** PROBLEM TO WORK ON **
In the listing below, find every line with the string "this" and pull it out.

** TASK MATERIAL **

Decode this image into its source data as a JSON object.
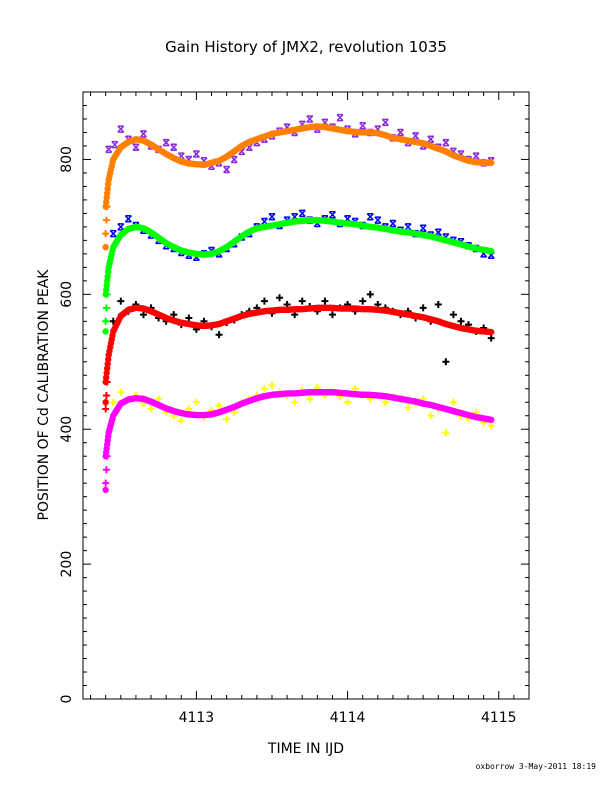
{
  "chart_data": {
    "type": "scatter",
    "title": "Gain History of JMX2, revolution 1035",
    "xlabel": "TIME IN IJD",
    "ylabel": "POSITION OF Cd CALIBRATION PEAK",
    "xlim": [
      4112.25,
      4115.2
    ],
    "ylim": [
      0,
      900
    ],
    "x_ticks": [
      4113,
      4114,
      4115
    ],
    "y_ticks": [
      0,
      200,
      400,
      600,
      800
    ],
    "grid": false,
    "footer": "oxborrow  3-May-2011 18:19",
    "series": [
      {
        "kind": "raw",
        "color": "#8a2be2",
        "marker": "x",
        "x": [
          4112.42,
          4112.46,
          4112.5,
          4112.55,
          4112.6,
          4112.65,
          4112.7,
          4112.75,
          4112.8,
          4112.85,
          4112.9,
          4112.95,
          4113.0,
          4113.05,
          4113.1,
          4113.15,
          4113.2,
          4113.25,
          4113.3,
          4113.35,
          4113.4,
          4113.45,
          4113.5,
          4113.55,
          4113.6,
          4113.65,
          4113.7,
          4113.75,
          4113.8,
          4113.85,
          4113.9,
          4113.95,
          4114.0,
          4114.05,
          4114.1,
          4114.15,
          4114.2,
          4114.25,
          4114.3,
          4114.35,
          4114.4,
          4114.45,
          4114.5,
          4114.55,
          4114.6,
          4114.65,
          4114.7,
          4114.75,
          4114.8,
          4114.85,
          4114.9,
          4114.95
        ],
        "y": [
          815,
          822,
          845,
          830,
          818,
          838,
          820,
          815,
          825,
          818,
          805,
          800,
          808,
          798,
          790,
          795,
          785,
          800,
          812,
          818,
          825,
          830,
          835,
          842,
          848,
          840,
          852,
          860,
          845,
          855,
          848,
          862,
          845,
          838,
          850,
          840,
          845,
          855,
          832,
          840,
          825,
          835,
          820,
          830,
          818,
          825,
          812,
          808,
          800,
          805,
          795,
          798
        ]
      },
      {
        "kind": "fit",
        "color": "#ff7f00",
        "marker": "o",
        "x": [
          4112.4,
          4112.42,
          4112.45,
          4112.5,
          4112.55,
          4112.6,
          4112.65,
          4112.7,
          4112.75,
          4112.8,
          4112.85,
          4112.9,
          4112.95,
          4113.0,
          4113.05,
          4113.1,
          4113.15,
          4113.2,
          4113.25,
          4113.3,
          4113.35,
          4113.4,
          4113.45,
          4113.5,
          4113.55,
          4113.6,
          4113.65,
          4113.7,
          4113.75,
          4113.8,
          4113.85,
          4113.9,
          4113.95,
          4114.0,
          4114.05,
          4114.1,
          4114.15,
          4114.2,
          4114.25,
          4114.3,
          4114.35,
          4114.4,
          4114.45,
          4114.5,
          4114.55,
          4114.6,
          4114.65,
          4114.7,
          4114.75,
          4114.8,
          4114.85,
          4114.9,
          4114.95
        ],
        "y": [
          730,
          770,
          800,
          818,
          826,
          830,
          828,
          822,
          815,
          808,
          802,
          797,
          794,
          793,
          792,
          795,
          798,
          804,
          812,
          820,
          826,
          830,
          834,
          838,
          840,
          842,
          844,
          846,
          848,
          849,
          848,
          846,
          844,
          842,
          841,
          840,
          840,
          839,
          836,
          832,
          830,
          828,
          826,
          824,
          820,
          816,
          812,
          806,
          802,
          798,
          796,
          795,
          795
        ]
      },
      {
        "kind": "raw",
        "color": "#0000ff",
        "marker": "x",
        "x": [
          4112.45,
          4112.5,
          4112.55,
          4112.6,
          4112.65,
          4112.7,
          4112.75,
          4112.8,
          4112.85,
          4112.9,
          4112.95,
          4113.0,
          4113.05,
          4113.1,
          4113.15,
          4113.2,
          4113.25,
          4113.3,
          4113.35,
          4113.4,
          4113.45,
          4113.5,
          4113.55,
          4113.6,
          4113.65,
          4113.7,
          4113.75,
          4113.8,
          4113.85,
          4113.9,
          4113.95,
          4114.0,
          4114.05,
          4114.1,
          4114.15,
          4114.2,
          4114.25,
          4114.3,
          4114.35,
          4114.4,
          4114.45,
          4114.5,
          4114.55,
          4114.6,
          4114.65,
          4114.7,
          4114.75,
          4114.8,
          4114.85,
          4114.9,
          4114.95
        ],
        "y": [
          690,
          700,
          712,
          702,
          695,
          688,
          680,
          672,
          668,
          662,
          658,
          655,
          660,
          665,
          660,
          668,
          675,
          685,
          690,
          700,
          708,
          715,
          702,
          710,
          715,
          720,
          710,
          705,
          712,
          718,
          705,
          712,
          708,
          702,
          715,
          710,
          700,
          705,
          695,
          700,
          690,
          698,
          688,
          692,
          685,
          680,
          678,
          672,
          668,
          660,
          658
        ]
      },
      {
        "kind": "fit",
        "color": "#00ff00",
        "marker": "o",
        "x": [
          4112.4,
          4112.42,
          4112.45,
          4112.5,
          4112.55,
          4112.6,
          4112.65,
          4112.7,
          4112.75,
          4112.8,
          4112.85,
          4112.9,
          4112.95,
          4113.0,
          4113.05,
          4113.1,
          4113.15,
          4113.2,
          4113.25,
          4113.3,
          4113.35,
          4113.4,
          4113.45,
          4113.5,
          4113.55,
          4113.6,
          4113.65,
          4113.7,
          4113.75,
          4113.8,
          4113.85,
          4113.9,
          4113.95,
          4114.0,
          4114.05,
          4114.1,
          4114.15,
          4114.2,
          4114.25,
          4114.3,
          4114.35,
          4114.4,
          4114.45,
          4114.5,
          4114.55,
          4114.6,
          4114.65,
          4114.7,
          4114.75,
          4114.8,
          4114.85,
          4114.9,
          4114.95
        ],
        "y": [
          600,
          640,
          670,
          688,
          697,
          700,
          698,
          692,
          684,
          676,
          670,
          665,
          662,
          660,
          659,
          660,
          664,
          670,
          678,
          686,
          693,
          698,
          700,
          702,
          704,
          706,
          708,
          709,
          710,
          710,
          709,
          708,
          706,
          705,
          704,
          702,
          700,
          699,
          697,
          695,
          693,
          692,
          690,
          688,
          686,
          683,
          680,
          677,
          674,
          671,
          668,
          666,
          664
        ]
      },
      {
        "kind": "raw",
        "color": "#000000",
        "marker": "+",
        "x": [
          4112.45,
          4112.5,
          4112.55,
          4112.6,
          4112.65,
          4112.7,
          4112.75,
          4112.8,
          4112.85,
          4112.9,
          4112.95,
          4113.0,
          4113.05,
          4113.1,
          4113.15,
          4113.2,
          4113.25,
          4113.3,
          4113.35,
          4113.4,
          4113.45,
          4113.5,
          4113.55,
          4113.6,
          4113.65,
          4113.7,
          4113.75,
          4113.8,
          4113.85,
          4113.9,
          4113.95,
          4114.0,
          4114.05,
          4114.1,
          4114.15,
          4114.2,
          4114.25,
          4114.3,
          4114.35,
          4114.4,
          4114.45,
          4114.5,
          4114.55,
          4114.6,
          4114.65,
          4114.7,
          4114.75,
          4114.8,
          4114.85,
          4114.9,
          4114.95
        ],
        "y": [
          560,
          590,
          575,
          585,
          570,
          580,
          565,
          560,
          570,
          555,
          565,
          548,
          560,
          552,
          540,
          558,
          562,
          570,
          575,
          580,
          590,
          572,
          595,
          585,
          570,
          590,
          582,
          575,
          590,
          570,
          580,
          585,
          575,
          590,
          600,
          585,
          580,
          575,
          570,
          575,
          565,
          580,
          560,
          585,
          500,
          570,
          560,
          555,
          545,
          550,
          535
        ]
      },
      {
        "kind": "fit",
        "color": "#ff0000",
        "marker": "o",
        "x": [
          4112.4,
          4112.42,
          4112.45,
          4112.5,
          4112.55,
          4112.6,
          4112.65,
          4112.7,
          4112.75,
          4112.8,
          4112.85,
          4112.9,
          4112.95,
          4113.0,
          4113.05,
          4113.1,
          4113.15,
          4113.2,
          4113.25,
          4113.3,
          4113.35,
          4113.4,
          4113.45,
          4113.5,
          4113.55,
          4113.6,
          4113.65,
          4113.7,
          4113.75,
          4113.8,
          4113.85,
          4113.9,
          4113.95,
          4114.0,
          4114.05,
          4114.1,
          4114.15,
          4114.2,
          4114.25,
          4114.3,
          4114.35,
          4114.4,
          4114.45,
          4114.5,
          4114.55,
          4114.6,
          4114.65,
          4114.7,
          4114.75,
          4114.8,
          4114.85,
          4114.9,
          4114.95
        ],
        "y": [
          470,
          510,
          545,
          568,
          577,
          580,
          579,
          575,
          570,
          565,
          561,
          558,
          556,
          554,
          553,
          554,
          556,
          560,
          564,
          568,
          571,
          573,
          575,
          576,
          577,
          577,
          578,
          578,
          579,
          580,
          580,
          580,
          579,
          579,
          579,
          578,
          578,
          577,
          576,
          574,
          572,
          570,
          568,
          566,
          563,
          560,
          556,
          553,
          550,
          548,
          546,
          545,
          544
        ]
      },
      {
        "kind": "raw",
        "color": "#ffff00",
        "marker": "+",
        "x": [
          4112.45,
          4112.5,
          4112.55,
          4112.6,
          4112.65,
          4112.7,
          4112.75,
          4112.8,
          4112.85,
          4112.9,
          4112.95,
          4113.0,
          4113.05,
          4113.1,
          4113.15,
          4113.2,
          4113.25,
          4113.3,
          4113.35,
          4113.4,
          4113.45,
          4113.5,
          4113.55,
          4113.6,
          4113.65,
          4113.7,
          4113.75,
          4113.8,
          4113.85,
          4113.9,
          4113.95,
          4114.0,
          4114.05,
          4114.1,
          4114.15,
          4114.2,
          4114.25,
          4114.3,
          4114.35,
          4114.4,
          4114.45,
          4114.5,
          4114.55,
          4114.6,
          4114.65,
          4114.7,
          4114.75,
          4114.8,
          4114.85,
          4114.9,
          4114.95
        ],
        "y": [
          440,
          455,
          445,
          450,
          438,
          430,
          445,
          425,
          420,
          412,
          430,
          440,
          418,
          428,
          435,
          415,
          425,
          440,
          445,
          450,
          460,
          465,
          455,
          450,
          440,
          458,
          445,
          462,
          450,
          455,
          448,
          440,
          460,
          452,
          445,
          450,
          440,
          448,
          445,
          432,
          438,
          445,
          420,
          430,
          395,
          440,
          420,
          415,
          425,
          410,
          405
        ]
      },
      {
        "kind": "fit",
        "color": "#ff00ff",
        "marker": "o",
        "x": [
          4112.4,
          4112.42,
          4112.45,
          4112.5,
          4112.55,
          4112.6,
          4112.65,
          4112.7,
          4112.75,
          4112.8,
          4112.85,
          4112.9,
          4112.95,
          4113.0,
          4113.05,
          4113.1,
          4113.15,
          4113.2,
          4113.25,
          4113.3,
          4113.35,
          4113.4,
          4113.45,
          4113.5,
          4113.55,
          4113.6,
          4113.65,
          4113.7,
          4113.75,
          4113.8,
          4113.85,
          4113.9,
          4113.95,
          4114.0,
          4114.05,
          4114.1,
          4114.15,
          4114.2,
          4114.25,
          4114.3,
          4114.35,
          4114.4,
          4114.45,
          4114.5,
          4114.55,
          4114.6,
          4114.65,
          4114.7,
          4114.75,
          4114.8,
          4114.85,
          4114.9,
          4114.95
        ],
        "y": [
          360,
          395,
          420,
          438,
          444,
          446,
          445,
          441,
          436,
          431,
          427,
          424,
          422,
          421,
          421,
          422,
          425,
          429,
          433,
          438,
          442,
          446,
          449,
          451,
          452,
          453,
          453,
          454,
          455,
          455,
          455,
          455,
          454,
          453,
          452,
          451,
          451,
          450,
          449,
          447,
          445,
          443,
          441,
          438,
          436,
          433,
          430,
          427,
          424,
          421,
          418,
          416,
          414
        ]
      }
    ],
    "early_points": [
      {
        "x": 4112.4,
        "y": 670,
        "color": "#ff7f00"
      },
      {
        "x": 4112.4,
        "y": 545,
        "color": "#00ff00"
      },
      {
        "x": 4112.4,
        "y": 440,
        "color": "#ff0000"
      },
      {
        "x": 4112.4,
        "y": 310,
        "color": "#ff00ff"
      }
    ]
  }
}
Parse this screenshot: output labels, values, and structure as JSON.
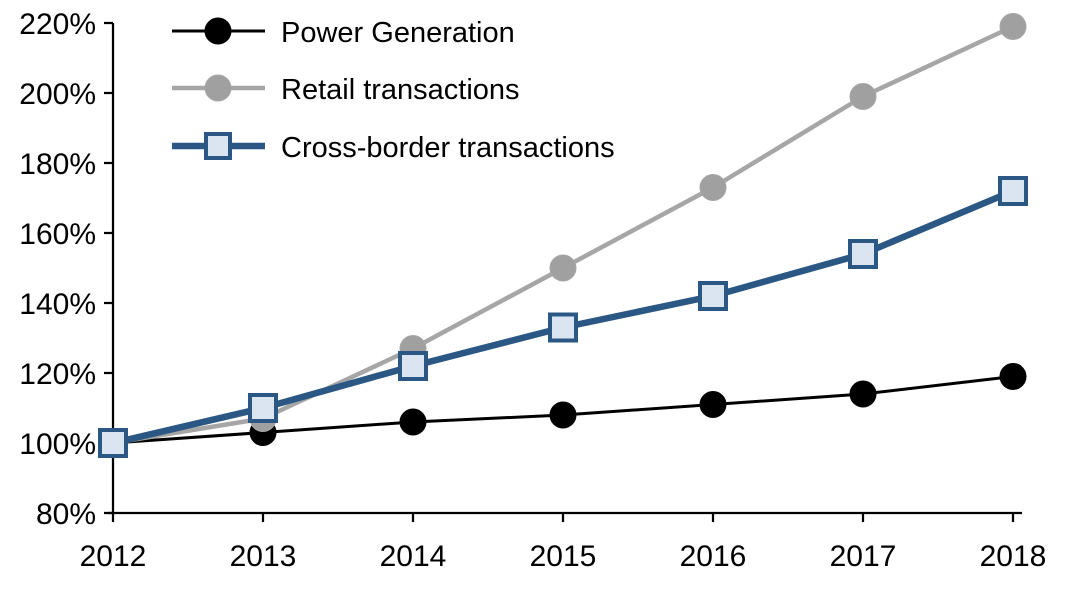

** TASK RESPONSE **
Decode this image into its source data as a JSON object.
Parse this screenshot: output labels, values, and structure as JSON.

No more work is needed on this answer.